*What you have to do*: Check every line of the material below for the string "ylabel", and return the ones that have it.

*Stored records*:
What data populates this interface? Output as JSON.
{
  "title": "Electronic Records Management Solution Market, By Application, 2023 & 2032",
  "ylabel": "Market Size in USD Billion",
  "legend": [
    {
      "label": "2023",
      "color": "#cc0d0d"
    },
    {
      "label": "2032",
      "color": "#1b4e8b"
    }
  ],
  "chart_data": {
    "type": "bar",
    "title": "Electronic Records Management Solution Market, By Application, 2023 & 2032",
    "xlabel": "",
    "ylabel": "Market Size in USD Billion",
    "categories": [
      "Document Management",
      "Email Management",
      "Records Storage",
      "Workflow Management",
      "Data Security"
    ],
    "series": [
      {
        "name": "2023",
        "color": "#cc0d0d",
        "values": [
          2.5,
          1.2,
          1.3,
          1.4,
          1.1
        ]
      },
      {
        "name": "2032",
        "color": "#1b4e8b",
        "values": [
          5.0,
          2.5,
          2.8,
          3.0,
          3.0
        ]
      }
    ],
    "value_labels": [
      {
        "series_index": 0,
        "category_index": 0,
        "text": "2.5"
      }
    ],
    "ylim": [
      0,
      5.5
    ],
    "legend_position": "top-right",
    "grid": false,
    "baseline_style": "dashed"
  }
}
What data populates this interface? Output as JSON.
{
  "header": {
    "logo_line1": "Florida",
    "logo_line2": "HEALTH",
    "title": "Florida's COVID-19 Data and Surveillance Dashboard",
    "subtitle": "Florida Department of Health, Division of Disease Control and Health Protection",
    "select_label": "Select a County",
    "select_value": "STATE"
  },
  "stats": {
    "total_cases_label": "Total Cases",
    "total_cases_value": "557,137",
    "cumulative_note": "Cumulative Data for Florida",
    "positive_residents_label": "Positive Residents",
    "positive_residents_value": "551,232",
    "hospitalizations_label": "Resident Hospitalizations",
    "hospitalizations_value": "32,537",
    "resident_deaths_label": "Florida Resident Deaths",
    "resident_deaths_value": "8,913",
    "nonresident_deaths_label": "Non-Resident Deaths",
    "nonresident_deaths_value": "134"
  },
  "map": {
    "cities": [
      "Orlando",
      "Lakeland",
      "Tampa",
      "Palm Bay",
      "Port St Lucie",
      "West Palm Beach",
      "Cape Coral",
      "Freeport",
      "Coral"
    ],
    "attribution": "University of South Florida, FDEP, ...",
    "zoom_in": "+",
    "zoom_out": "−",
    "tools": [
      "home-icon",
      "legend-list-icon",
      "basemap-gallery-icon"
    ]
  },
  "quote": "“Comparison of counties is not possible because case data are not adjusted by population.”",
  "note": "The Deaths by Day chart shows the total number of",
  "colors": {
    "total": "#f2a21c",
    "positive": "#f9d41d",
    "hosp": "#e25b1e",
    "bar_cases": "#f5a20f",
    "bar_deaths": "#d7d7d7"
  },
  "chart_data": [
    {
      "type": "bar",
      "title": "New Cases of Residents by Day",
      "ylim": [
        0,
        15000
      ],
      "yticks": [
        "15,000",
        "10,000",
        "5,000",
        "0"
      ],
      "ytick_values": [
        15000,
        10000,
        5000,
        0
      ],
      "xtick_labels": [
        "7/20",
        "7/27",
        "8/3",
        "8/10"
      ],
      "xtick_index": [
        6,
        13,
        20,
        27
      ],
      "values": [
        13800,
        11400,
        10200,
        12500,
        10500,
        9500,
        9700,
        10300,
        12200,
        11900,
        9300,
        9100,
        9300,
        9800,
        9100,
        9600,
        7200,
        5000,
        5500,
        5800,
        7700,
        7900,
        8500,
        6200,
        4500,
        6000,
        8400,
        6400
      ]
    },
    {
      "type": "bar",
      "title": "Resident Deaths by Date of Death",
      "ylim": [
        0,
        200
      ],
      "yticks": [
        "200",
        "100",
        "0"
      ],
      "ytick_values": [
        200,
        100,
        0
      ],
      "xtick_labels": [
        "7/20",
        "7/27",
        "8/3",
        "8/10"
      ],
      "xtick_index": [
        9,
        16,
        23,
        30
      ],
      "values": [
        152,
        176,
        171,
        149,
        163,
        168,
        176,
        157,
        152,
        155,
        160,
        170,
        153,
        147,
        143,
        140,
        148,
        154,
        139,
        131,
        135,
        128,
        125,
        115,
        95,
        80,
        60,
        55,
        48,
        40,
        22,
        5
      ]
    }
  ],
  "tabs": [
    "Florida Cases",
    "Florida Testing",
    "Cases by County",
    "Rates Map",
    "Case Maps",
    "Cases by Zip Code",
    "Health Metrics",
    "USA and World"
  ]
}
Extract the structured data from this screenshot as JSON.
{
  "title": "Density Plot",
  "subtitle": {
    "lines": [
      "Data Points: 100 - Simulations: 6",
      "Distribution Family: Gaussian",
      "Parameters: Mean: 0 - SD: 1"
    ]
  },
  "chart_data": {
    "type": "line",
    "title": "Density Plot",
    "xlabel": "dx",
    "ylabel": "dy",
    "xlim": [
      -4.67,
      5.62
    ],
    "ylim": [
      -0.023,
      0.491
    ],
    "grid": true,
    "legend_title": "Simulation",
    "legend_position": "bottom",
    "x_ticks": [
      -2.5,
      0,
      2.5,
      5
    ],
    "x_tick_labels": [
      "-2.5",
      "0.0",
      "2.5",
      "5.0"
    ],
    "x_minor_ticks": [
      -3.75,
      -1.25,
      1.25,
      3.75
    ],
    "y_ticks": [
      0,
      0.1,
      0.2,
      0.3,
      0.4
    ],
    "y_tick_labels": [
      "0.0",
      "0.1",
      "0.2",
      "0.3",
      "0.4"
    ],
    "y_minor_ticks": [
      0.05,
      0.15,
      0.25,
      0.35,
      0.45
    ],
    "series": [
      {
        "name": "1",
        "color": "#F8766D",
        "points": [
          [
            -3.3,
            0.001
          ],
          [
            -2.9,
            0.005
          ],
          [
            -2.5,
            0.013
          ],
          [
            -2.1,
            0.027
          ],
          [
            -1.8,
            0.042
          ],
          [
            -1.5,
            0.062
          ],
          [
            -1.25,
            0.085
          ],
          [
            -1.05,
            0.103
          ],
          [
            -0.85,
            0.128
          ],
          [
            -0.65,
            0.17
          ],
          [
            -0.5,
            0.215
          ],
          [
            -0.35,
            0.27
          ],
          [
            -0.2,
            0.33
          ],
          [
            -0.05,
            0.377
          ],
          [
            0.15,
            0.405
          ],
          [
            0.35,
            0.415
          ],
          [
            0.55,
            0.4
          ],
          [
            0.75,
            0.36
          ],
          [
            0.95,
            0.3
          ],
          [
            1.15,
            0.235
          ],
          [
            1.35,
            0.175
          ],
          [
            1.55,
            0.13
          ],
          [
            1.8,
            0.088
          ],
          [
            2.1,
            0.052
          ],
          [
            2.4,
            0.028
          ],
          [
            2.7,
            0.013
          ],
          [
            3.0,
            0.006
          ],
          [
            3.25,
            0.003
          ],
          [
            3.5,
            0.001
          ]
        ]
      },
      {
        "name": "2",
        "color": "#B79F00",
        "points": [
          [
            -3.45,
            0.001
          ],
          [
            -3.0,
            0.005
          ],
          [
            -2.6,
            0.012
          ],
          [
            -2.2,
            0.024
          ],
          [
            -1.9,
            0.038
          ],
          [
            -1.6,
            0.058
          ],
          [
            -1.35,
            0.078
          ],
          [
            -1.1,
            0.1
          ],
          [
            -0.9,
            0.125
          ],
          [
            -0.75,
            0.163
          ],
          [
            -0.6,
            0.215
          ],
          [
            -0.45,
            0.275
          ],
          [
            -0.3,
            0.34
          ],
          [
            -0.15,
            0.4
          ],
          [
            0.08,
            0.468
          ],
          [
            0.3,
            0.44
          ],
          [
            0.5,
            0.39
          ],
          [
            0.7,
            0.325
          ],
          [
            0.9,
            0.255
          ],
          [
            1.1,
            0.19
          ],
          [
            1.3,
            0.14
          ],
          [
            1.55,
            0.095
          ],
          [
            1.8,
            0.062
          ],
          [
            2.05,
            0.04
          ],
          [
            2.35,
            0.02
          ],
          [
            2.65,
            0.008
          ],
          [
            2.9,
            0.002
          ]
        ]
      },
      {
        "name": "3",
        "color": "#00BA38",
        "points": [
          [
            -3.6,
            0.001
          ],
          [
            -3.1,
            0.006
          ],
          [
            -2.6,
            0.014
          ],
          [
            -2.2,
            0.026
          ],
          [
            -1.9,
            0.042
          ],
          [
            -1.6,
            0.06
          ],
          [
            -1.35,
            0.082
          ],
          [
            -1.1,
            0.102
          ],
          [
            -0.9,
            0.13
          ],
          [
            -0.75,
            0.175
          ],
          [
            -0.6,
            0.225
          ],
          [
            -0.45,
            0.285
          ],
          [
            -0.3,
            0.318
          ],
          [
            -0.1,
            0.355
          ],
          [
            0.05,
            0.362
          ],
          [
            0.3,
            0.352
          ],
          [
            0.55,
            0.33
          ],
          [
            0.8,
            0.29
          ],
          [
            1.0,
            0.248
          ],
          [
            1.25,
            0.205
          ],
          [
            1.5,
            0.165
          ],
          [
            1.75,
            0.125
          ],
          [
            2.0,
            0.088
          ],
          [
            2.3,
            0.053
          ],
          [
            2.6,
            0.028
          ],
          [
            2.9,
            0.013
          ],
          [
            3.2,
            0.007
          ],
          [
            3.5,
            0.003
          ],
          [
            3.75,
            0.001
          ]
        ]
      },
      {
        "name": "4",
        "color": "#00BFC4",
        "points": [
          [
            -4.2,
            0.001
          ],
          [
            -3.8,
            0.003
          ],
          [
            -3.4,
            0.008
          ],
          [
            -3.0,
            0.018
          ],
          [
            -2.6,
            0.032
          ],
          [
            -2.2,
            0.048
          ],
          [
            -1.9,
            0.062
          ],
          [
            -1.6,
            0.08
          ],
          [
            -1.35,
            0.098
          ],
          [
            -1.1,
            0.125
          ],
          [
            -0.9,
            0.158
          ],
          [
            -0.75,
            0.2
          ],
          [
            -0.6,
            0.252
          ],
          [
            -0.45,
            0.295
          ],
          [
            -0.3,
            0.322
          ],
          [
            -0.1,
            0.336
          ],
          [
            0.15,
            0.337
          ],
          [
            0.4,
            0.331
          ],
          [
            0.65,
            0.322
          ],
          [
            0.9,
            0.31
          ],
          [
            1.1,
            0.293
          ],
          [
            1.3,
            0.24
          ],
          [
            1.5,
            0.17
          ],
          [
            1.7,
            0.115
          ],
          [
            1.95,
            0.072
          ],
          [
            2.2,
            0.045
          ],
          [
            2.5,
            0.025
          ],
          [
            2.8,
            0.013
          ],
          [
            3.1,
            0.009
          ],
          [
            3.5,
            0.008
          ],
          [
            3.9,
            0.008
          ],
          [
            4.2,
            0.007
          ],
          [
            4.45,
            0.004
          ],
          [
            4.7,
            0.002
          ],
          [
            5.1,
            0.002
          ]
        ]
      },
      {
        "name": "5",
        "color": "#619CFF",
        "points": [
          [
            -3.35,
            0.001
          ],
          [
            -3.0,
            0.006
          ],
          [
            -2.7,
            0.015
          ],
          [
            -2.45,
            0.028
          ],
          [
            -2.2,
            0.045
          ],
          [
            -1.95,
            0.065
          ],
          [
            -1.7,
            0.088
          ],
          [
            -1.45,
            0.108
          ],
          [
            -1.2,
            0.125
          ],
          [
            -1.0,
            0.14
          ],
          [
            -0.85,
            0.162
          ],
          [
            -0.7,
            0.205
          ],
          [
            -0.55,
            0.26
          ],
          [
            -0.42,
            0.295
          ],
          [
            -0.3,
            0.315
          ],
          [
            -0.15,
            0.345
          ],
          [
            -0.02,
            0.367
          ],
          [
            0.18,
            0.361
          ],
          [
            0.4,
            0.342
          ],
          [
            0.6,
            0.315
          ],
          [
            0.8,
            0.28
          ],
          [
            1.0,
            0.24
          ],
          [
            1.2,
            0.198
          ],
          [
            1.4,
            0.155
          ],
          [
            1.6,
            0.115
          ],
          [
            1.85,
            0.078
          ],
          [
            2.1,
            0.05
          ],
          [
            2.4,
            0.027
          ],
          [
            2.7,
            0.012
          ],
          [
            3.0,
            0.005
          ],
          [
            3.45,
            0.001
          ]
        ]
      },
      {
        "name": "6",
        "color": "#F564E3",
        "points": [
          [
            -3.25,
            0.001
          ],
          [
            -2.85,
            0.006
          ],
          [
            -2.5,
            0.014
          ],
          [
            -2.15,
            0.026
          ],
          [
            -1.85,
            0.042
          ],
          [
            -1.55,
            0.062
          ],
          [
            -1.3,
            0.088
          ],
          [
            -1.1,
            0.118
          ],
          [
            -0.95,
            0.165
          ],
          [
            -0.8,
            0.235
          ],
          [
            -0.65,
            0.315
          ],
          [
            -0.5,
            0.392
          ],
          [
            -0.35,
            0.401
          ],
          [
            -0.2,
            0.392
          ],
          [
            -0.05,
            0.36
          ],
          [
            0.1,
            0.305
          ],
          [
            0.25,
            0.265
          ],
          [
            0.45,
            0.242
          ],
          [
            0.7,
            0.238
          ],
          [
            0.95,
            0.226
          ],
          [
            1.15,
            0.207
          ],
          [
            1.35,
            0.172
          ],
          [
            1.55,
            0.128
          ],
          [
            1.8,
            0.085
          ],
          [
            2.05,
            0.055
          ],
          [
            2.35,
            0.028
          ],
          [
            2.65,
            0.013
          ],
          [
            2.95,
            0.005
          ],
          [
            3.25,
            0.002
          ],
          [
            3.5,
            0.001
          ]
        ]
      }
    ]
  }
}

*Solution*:
  "ylabel": "Market Size in USD Billion",
    "ylabel": "Market Size in USD Billion",
    "ylabel": "dy",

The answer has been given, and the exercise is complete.